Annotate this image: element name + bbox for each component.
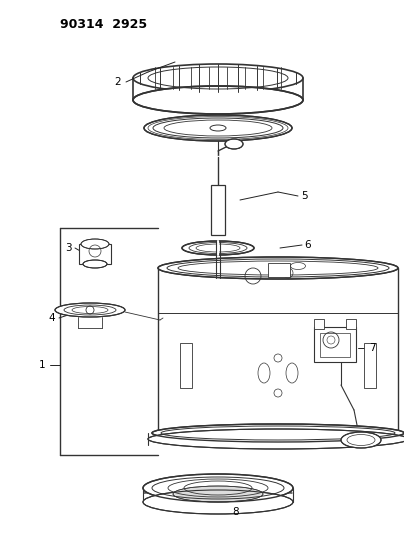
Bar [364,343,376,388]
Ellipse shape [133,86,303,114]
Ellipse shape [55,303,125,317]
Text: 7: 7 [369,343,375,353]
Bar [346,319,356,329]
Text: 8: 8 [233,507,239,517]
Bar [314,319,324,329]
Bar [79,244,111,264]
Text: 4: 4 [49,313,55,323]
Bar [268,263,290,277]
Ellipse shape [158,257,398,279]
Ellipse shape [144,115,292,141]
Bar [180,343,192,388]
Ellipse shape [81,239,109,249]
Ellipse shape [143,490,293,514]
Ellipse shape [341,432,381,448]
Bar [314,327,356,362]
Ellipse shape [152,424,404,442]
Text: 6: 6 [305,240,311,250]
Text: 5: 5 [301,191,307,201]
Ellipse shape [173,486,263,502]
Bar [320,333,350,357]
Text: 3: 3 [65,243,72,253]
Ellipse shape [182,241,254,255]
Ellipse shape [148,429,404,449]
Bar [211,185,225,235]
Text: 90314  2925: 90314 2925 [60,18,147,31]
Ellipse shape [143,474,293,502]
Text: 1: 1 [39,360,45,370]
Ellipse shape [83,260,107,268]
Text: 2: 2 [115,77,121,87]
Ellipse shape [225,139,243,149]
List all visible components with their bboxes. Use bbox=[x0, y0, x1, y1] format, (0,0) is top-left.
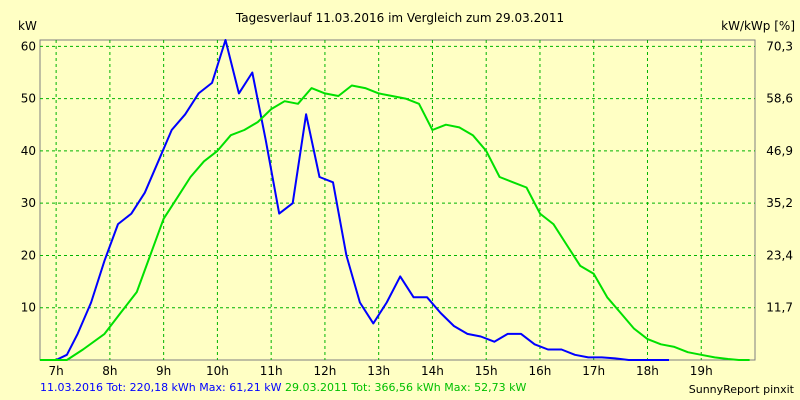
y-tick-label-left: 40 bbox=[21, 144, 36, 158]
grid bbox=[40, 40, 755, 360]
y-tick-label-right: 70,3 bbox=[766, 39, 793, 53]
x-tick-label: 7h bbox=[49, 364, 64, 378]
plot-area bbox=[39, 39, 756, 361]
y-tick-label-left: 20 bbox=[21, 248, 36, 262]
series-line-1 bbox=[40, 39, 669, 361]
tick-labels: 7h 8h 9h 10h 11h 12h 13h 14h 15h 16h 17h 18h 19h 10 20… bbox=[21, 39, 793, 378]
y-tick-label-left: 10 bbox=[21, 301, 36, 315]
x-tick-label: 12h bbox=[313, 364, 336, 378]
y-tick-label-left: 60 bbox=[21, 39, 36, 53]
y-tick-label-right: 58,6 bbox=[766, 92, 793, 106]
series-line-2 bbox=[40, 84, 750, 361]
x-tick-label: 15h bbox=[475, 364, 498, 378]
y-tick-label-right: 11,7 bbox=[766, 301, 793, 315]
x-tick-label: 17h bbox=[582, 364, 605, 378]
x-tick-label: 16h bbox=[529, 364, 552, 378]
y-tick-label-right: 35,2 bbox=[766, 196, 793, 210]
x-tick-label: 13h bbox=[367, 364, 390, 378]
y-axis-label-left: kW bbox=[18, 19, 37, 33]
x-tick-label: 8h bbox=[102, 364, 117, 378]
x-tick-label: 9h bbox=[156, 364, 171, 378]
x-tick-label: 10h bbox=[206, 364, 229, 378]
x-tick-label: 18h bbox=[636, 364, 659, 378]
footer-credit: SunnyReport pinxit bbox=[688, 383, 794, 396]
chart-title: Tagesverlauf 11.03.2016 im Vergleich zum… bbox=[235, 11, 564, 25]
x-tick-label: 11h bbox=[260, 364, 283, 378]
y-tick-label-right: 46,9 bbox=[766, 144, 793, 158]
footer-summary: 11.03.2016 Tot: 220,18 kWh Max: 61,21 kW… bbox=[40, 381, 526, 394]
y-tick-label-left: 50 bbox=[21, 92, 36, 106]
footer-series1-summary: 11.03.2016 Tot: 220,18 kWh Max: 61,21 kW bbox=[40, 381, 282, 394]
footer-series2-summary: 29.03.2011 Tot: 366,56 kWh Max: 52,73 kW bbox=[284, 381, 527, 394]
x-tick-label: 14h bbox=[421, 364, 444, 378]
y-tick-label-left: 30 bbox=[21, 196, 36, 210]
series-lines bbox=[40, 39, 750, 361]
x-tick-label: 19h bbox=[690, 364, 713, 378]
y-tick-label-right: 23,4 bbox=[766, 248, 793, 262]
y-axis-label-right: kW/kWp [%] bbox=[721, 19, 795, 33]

—————

What the exercise asks: Reproduce every line above word for word, leaving out the pictures.

Solution to the exercise:
Annotate this image: element name + bbox for each component.
Bar [364,343,376,388]
Ellipse shape [133,86,303,114]
Ellipse shape [55,303,125,317]
Text: 7: 7 [369,343,375,353]
Bar [346,319,356,329]
Text: 8: 8 [233,507,239,517]
Bar [314,319,324,329]
Bar [79,244,111,264]
Text: 4: 4 [49,313,55,323]
Bar [268,263,290,277]
Ellipse shape [158,257,398,279]
Ellipse shape [144,115,292,141]
Bar [180,343,192,388]
Ellipse shape [81,239,109,249]
Ellipse shape [143,490,293,514]
Ellipse shape [341,432,381,448]
Bar [314,327,356,362]
Ellipse shape [152,424,404,442]
Text: 6: 6 [305,240,311,250]
Text: 5: 5 [301,191,307,201]
Ellipse shape [173,486,263,502]
Bar [320,333,350,357]
Text: 3: 3 [65,243,72,253]
Ellipse shape [182,241,254,255]
Ellipse shape [148,429,404,449]
Bar [211,185,225,235]
Text: 90314  2925: 90314 2925 [60,18,147,31]
Ellipse shape [143,474,293,502]
Text: 1: 1 [39,360,45,370]
Ellipse shape [83,260,107,268]
Text: 2: 2 [115,77,121,87]
Ellipse shape [225,139,243,149]
List all visible components with their bboxes. Use bbox=[x0, y0, x1, y1] format, (0,0) is top-left.
y-tick-label-left: 40 bbox=[21, 144, 36, 158]
grid bbox=[40, 40, 755, 360]
y-tick-label-right: 70,3 bbox=[766, 39, 793, 53]
x-tick-label: 7h bbox=[49, 364, 64, 378]
plot-area bbox=[39, 39, 756, 361]
y-tick-label-left: 20 bbox=[21, 248, 36, 262]
series-line-1 bbox=[40, 39, 669, 361]
tick-labels: 7h 8h 9h 10h 11h 12h 13h 14h 15h 16h 17h 18h 19h 10 20… bbox=[21, 39, 793, 378]
y-tick-label-left: 10 bbox=[21, 301, 36, 315]
x-tick-label: 12h bbox=[313, 364, 336, 378]
y-tick-label-left: 60 bbox=[21, 39, 36, 53]
y-tick-label-right: 58,6 bbox=[766, 92, 793, 106]
series-line-2 bbox=[40, 84, 750, 361]
x-tick-label: 15h bbox=[475, 364, 498, 378]
y-tick-label-right: 11,7 bbox=[766, 301, 793, 315]
x-tick-label: 17h bbox=[582, 364, 605, 378]
x-tick-label: 16h bbox=[529, 364, 552, 378]
y-tick-label-right: 35,2 bbox=[766, 196, 793, 210]
x-tick-label: 13h bbox=[367, 364, 390, 378]
y-axis-label-left: kW bbox=[18, 19, 37, 33]
x-tick-label: 8h bbox=[102, 364, 117, 378]
x-tick-label: 9h bbox=[156, 364, 171, 378]
x-tick-label: 10h bbox=[206, 364, 229, 378]
x-tick-label: 18h bbox=[636, 364, 659, 378]
footer-credit: SunnyReport pinxit bbox=[688, 383, 794, 396]
chart-title: Tagesverlauf 11.03.2016 im Vergleich zum… bbox=[235, 11, 564, 25]
x-tick-label: 11h bbox=[260, 364, 283, 378]
y-tick-label-right: 46,9 bbox=[766, 144, 793, 158]
footer-summary: 11.03.2016 Tot: 220,18 kWh Max: 61,21 kW… bbox=[40, 381, 526, 394]
y-tick-label-left: 50 bbox=[21, 92, 36, 106]
footer-series1-summary: 11.03.2016 Tot: 220,18 kWh Max: 61,21 kW bbox=[40, 381, 282, 394]
footer-series2-summary: 29.03.2011 Tot: 366,56 kWh Max: 52,73 kW bbox=[284, 381, 527, 394]
x-tick-label: 14h bbox=[421, 364, 444, 378]
y-tick-label-left: 30 bbox=[21, 196, 36, 210]
series-lines bbox=[40, 39, 750, 361]
x-tick-label: 19h bbox=[690, 364, 713, 378]
y-tick-label-right: 23,4 bbox=[766, 248, 793, 262]
y-axis-label-right: kW/kWp [%] bbox=[721, 19, 795, 33]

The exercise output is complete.